Stated goal →
Find every line in the records below that holds the word "this", and copy each one.

Records for processing →
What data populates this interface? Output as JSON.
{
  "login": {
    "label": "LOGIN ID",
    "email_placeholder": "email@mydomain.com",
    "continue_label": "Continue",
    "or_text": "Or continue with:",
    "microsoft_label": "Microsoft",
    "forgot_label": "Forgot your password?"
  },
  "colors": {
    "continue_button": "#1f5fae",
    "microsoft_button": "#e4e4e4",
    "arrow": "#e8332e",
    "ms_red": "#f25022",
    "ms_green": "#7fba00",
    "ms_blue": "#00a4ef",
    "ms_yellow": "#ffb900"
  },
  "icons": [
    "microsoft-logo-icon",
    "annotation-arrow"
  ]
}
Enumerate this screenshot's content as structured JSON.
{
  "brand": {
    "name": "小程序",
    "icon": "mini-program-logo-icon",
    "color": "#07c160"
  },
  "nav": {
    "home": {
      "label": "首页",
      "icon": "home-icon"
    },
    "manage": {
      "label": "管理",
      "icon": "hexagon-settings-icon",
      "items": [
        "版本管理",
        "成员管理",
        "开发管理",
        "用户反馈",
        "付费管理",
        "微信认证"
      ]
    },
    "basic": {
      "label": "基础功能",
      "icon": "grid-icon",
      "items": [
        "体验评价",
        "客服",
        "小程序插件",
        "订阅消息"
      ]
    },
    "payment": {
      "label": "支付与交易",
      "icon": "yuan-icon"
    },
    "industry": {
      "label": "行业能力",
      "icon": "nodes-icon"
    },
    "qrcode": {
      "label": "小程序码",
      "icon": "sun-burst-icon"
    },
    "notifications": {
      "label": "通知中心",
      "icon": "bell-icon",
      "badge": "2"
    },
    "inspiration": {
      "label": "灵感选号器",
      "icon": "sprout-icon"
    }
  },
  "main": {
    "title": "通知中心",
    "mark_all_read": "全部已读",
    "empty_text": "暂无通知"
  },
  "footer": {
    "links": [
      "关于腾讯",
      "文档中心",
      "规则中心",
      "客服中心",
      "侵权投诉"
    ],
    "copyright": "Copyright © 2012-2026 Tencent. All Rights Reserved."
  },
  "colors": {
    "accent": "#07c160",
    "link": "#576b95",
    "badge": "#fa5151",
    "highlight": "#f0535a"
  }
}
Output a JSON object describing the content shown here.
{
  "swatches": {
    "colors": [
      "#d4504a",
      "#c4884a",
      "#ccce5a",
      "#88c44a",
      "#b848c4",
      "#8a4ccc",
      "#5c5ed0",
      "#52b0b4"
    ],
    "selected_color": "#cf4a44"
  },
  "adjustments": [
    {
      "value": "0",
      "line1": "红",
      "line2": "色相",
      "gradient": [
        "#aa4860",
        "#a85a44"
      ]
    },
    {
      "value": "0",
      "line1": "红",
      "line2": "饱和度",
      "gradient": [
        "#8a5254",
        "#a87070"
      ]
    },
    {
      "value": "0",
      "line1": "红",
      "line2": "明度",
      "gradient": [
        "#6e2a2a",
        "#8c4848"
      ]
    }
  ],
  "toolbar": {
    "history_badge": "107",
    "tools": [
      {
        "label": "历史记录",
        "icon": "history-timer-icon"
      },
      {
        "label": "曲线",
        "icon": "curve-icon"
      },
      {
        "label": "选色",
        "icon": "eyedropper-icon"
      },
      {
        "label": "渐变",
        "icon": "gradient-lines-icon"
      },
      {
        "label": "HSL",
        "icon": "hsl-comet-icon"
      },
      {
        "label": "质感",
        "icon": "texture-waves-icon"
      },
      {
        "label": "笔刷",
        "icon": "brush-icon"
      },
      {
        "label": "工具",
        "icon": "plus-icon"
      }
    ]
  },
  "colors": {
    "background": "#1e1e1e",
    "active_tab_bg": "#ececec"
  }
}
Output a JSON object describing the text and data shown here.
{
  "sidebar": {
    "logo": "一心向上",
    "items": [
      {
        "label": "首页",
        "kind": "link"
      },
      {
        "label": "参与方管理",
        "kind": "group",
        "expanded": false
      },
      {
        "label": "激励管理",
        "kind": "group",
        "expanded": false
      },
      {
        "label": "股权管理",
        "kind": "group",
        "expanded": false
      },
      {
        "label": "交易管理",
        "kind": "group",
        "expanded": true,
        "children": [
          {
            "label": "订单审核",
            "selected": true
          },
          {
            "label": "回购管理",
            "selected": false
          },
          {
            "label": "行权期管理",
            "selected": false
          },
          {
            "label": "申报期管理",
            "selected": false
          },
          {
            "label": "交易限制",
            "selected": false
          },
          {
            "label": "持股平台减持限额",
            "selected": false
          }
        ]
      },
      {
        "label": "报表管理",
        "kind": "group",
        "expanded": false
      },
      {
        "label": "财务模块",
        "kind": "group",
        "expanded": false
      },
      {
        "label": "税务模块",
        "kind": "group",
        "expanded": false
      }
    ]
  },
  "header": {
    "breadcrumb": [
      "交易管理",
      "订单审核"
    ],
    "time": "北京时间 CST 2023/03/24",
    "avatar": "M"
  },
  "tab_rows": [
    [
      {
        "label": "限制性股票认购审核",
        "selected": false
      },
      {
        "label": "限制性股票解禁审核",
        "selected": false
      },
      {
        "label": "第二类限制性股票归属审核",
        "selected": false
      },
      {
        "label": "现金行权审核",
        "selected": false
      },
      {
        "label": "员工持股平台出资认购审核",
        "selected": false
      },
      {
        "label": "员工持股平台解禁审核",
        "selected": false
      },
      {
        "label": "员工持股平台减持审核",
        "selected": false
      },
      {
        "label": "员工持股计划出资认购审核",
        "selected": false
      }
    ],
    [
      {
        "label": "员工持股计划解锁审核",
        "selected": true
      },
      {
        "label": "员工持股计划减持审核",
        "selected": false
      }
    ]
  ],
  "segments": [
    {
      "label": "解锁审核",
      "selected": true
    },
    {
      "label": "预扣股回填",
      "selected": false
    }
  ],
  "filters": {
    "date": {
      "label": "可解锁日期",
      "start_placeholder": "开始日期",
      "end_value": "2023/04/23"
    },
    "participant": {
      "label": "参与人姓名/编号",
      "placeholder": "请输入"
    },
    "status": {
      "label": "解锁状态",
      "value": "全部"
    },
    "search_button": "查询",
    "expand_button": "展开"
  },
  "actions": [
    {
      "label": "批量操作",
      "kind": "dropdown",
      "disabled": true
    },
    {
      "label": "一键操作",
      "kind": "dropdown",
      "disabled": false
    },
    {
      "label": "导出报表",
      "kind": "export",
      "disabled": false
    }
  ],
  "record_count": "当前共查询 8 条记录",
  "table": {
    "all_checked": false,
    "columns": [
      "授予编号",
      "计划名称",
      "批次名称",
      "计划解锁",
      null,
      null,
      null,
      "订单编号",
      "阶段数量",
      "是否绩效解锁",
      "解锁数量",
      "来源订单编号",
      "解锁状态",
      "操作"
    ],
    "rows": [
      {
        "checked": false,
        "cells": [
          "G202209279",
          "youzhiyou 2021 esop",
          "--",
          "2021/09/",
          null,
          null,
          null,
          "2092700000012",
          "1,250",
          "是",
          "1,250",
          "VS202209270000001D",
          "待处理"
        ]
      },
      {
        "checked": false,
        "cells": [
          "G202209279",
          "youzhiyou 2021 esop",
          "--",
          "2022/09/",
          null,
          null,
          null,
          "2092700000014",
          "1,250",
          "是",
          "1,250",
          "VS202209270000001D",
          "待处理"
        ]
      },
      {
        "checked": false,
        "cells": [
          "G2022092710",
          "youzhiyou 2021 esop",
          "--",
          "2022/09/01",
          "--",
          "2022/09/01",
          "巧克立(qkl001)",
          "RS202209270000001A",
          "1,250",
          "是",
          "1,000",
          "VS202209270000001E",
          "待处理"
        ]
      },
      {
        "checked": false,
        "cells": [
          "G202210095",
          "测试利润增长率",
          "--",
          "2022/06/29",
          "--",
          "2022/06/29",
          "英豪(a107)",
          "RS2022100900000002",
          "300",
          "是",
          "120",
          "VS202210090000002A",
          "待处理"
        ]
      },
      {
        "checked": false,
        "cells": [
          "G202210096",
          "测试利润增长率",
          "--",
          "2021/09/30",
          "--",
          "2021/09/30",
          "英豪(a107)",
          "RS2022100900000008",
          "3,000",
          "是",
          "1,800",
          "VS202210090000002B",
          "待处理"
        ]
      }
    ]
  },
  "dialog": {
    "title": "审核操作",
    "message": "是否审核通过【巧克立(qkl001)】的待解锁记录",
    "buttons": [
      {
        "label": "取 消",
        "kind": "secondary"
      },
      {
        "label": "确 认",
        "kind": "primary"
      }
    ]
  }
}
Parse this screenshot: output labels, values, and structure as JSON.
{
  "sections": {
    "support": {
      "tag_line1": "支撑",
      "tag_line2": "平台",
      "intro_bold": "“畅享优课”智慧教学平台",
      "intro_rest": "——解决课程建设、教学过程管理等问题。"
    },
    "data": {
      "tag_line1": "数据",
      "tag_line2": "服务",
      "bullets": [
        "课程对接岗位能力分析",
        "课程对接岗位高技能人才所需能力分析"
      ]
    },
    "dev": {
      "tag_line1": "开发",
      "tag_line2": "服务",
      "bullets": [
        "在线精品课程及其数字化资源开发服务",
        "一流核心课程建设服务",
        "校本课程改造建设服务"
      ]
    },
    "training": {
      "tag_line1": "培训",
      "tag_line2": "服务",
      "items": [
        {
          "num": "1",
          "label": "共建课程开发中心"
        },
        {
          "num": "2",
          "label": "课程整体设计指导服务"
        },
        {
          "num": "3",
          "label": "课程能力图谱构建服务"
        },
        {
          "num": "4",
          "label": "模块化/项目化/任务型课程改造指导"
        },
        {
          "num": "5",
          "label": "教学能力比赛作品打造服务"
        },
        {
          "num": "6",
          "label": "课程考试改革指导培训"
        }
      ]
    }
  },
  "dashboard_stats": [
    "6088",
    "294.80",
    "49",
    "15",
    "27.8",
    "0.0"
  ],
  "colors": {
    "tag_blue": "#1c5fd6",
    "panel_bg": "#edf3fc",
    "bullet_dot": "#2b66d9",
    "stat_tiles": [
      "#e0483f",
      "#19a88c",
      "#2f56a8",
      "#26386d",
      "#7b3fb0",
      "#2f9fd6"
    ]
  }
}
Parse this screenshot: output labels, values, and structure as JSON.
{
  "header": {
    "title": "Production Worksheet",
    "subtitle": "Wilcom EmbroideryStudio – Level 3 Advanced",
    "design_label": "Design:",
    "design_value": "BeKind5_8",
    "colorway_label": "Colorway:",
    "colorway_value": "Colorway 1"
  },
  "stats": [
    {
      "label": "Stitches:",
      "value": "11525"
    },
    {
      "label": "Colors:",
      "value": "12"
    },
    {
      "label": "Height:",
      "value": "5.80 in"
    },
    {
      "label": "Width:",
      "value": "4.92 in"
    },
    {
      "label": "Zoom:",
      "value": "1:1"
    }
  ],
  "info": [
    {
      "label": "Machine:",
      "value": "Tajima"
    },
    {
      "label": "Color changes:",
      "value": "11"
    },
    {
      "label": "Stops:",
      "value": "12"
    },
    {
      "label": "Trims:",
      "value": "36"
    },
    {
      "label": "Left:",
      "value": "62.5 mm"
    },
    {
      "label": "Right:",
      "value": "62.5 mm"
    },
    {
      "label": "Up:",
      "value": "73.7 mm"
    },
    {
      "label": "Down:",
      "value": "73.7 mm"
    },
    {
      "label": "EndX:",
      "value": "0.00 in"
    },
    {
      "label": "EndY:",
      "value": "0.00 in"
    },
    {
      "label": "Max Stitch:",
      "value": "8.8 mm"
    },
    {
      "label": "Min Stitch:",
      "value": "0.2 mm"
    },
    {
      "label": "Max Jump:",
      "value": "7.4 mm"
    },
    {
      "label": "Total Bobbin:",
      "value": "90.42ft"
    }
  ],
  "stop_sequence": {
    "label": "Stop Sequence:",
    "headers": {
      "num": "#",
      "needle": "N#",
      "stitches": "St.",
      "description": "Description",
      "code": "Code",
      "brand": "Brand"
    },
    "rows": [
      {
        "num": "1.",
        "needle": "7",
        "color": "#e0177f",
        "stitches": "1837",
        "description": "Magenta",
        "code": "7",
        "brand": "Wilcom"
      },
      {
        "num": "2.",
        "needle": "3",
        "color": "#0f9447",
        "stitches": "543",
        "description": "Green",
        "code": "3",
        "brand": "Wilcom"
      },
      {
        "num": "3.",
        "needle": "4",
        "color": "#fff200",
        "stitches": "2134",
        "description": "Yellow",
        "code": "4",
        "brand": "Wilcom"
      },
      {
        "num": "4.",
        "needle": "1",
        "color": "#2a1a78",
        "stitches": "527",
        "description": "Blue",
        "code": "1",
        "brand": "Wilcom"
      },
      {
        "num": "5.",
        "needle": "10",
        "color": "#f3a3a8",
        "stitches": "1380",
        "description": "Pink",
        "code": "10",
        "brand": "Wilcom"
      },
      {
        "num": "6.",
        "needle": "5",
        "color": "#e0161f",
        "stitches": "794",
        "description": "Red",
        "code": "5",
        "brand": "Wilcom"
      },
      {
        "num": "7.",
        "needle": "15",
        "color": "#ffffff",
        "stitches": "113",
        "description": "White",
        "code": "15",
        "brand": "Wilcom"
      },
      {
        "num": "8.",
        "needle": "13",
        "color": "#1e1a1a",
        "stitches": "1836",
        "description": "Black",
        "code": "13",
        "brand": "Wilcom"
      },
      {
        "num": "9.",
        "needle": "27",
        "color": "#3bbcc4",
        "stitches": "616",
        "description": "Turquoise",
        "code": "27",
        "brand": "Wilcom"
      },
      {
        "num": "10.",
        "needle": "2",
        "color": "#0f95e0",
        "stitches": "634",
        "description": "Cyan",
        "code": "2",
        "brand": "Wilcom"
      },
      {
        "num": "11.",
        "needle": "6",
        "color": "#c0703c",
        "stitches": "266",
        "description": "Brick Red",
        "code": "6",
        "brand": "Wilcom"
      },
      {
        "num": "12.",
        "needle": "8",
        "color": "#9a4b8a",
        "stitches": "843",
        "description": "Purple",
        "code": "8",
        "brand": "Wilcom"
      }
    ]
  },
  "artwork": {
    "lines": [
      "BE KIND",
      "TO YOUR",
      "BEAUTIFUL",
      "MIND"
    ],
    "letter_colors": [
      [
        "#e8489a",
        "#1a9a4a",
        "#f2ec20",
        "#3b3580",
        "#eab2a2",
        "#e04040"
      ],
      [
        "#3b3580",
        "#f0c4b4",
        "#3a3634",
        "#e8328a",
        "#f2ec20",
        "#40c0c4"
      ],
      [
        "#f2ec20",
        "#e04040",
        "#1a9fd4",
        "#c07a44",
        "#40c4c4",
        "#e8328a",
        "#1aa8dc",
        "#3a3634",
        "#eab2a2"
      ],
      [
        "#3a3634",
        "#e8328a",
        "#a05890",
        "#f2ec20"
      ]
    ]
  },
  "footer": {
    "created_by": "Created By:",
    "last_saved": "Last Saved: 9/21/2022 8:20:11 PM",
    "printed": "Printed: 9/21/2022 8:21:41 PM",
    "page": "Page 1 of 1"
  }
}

Exercise response →
What data populates this interface? Output as JSON.
Enumerate this screenshot's content as structured JSON.
Parse this screenshot: output labels, values, and structure as JSON.
Parse this screenshot: output labels, values, and structure as JSON.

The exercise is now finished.